- [Exercise aim]: What is the count of lines that hold the word "this"? Give only the number.

- [Entries shown]:
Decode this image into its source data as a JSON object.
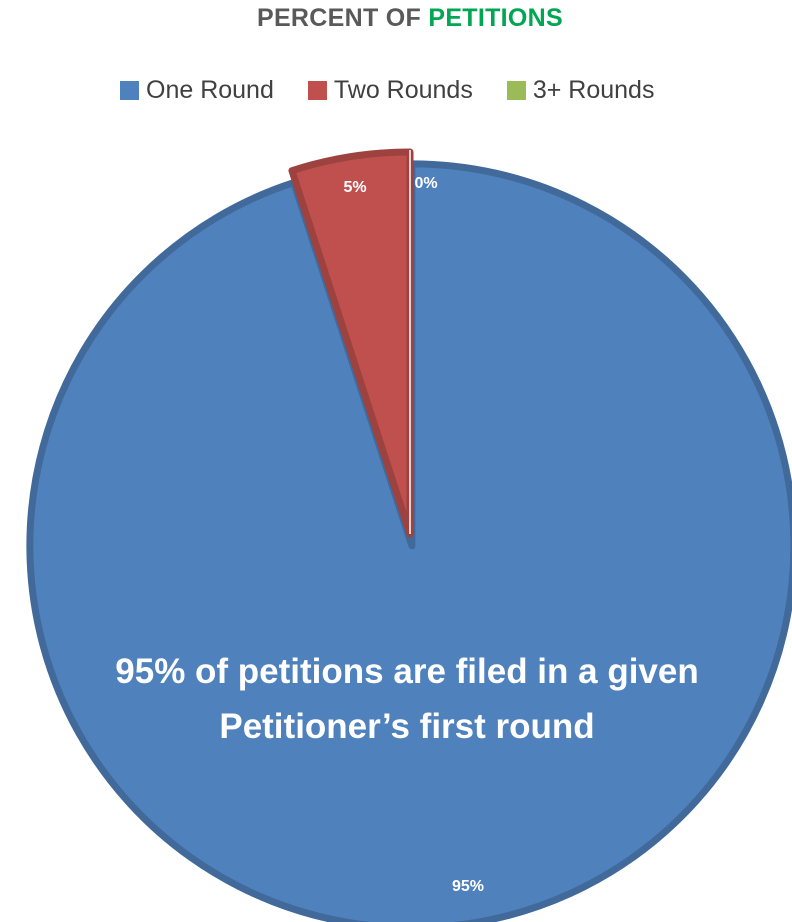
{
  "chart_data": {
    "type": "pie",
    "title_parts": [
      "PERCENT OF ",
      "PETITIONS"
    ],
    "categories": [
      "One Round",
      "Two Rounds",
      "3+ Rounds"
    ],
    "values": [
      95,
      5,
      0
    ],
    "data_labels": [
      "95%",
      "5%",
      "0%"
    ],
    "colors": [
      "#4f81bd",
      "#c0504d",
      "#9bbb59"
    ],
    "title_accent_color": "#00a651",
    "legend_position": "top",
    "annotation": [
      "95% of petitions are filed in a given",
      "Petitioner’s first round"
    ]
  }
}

--

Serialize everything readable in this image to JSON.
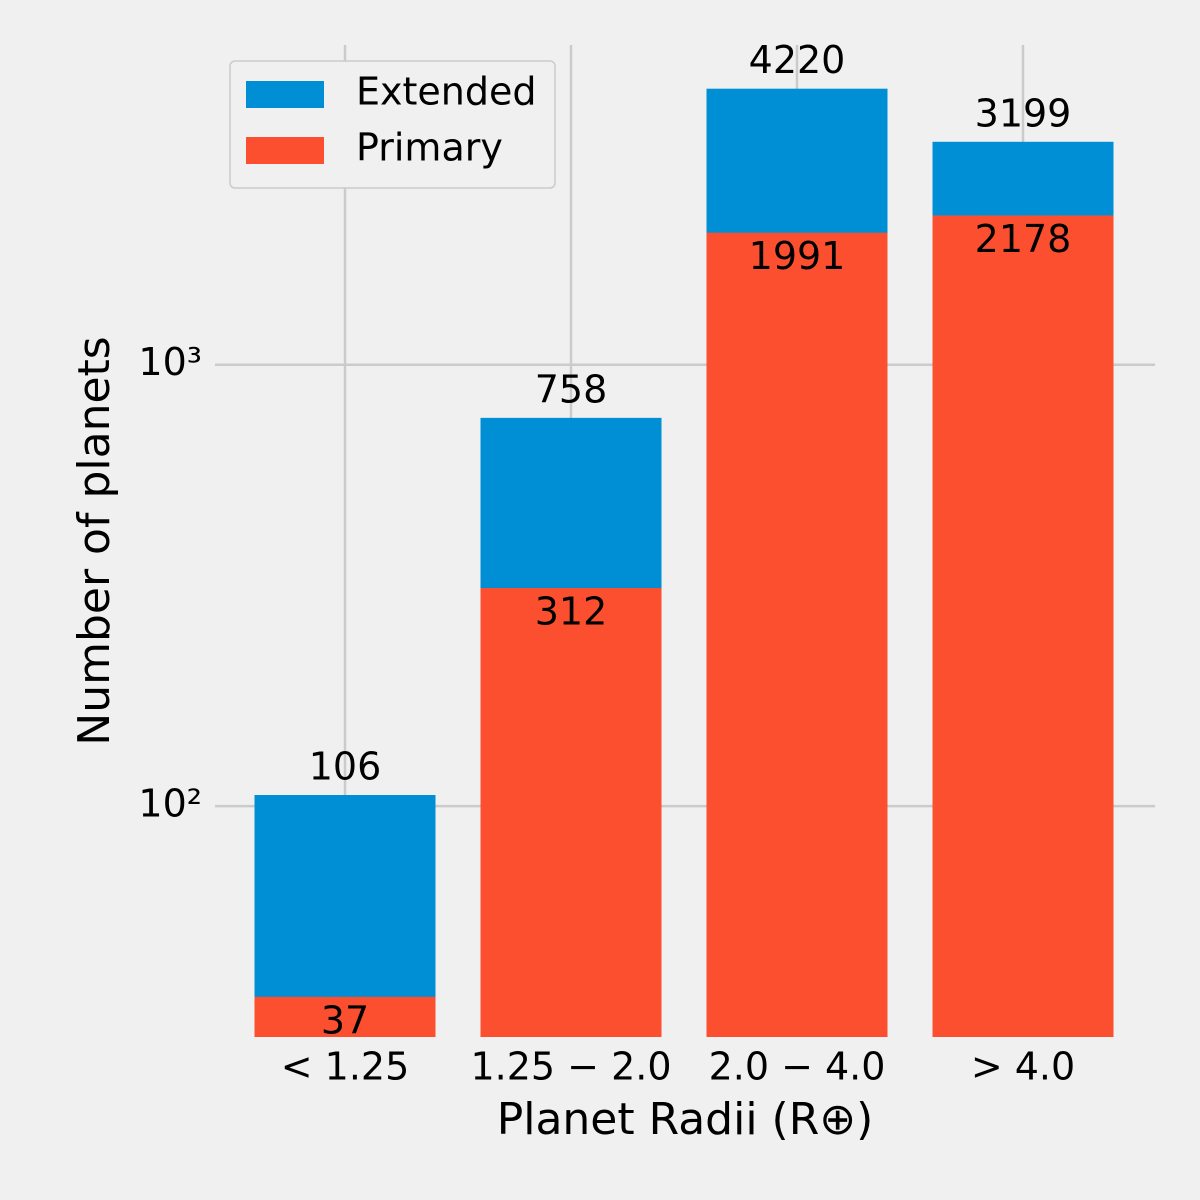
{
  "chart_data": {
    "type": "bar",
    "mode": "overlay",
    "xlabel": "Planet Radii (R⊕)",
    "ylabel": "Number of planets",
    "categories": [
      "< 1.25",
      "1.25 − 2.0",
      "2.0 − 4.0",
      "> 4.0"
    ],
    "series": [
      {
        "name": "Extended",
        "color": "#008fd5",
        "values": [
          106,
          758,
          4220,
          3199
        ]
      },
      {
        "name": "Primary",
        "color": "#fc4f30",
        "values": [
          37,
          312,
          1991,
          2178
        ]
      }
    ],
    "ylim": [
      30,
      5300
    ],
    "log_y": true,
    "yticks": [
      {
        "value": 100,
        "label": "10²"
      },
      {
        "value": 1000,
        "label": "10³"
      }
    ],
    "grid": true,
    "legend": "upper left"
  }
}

- [Task response]: 2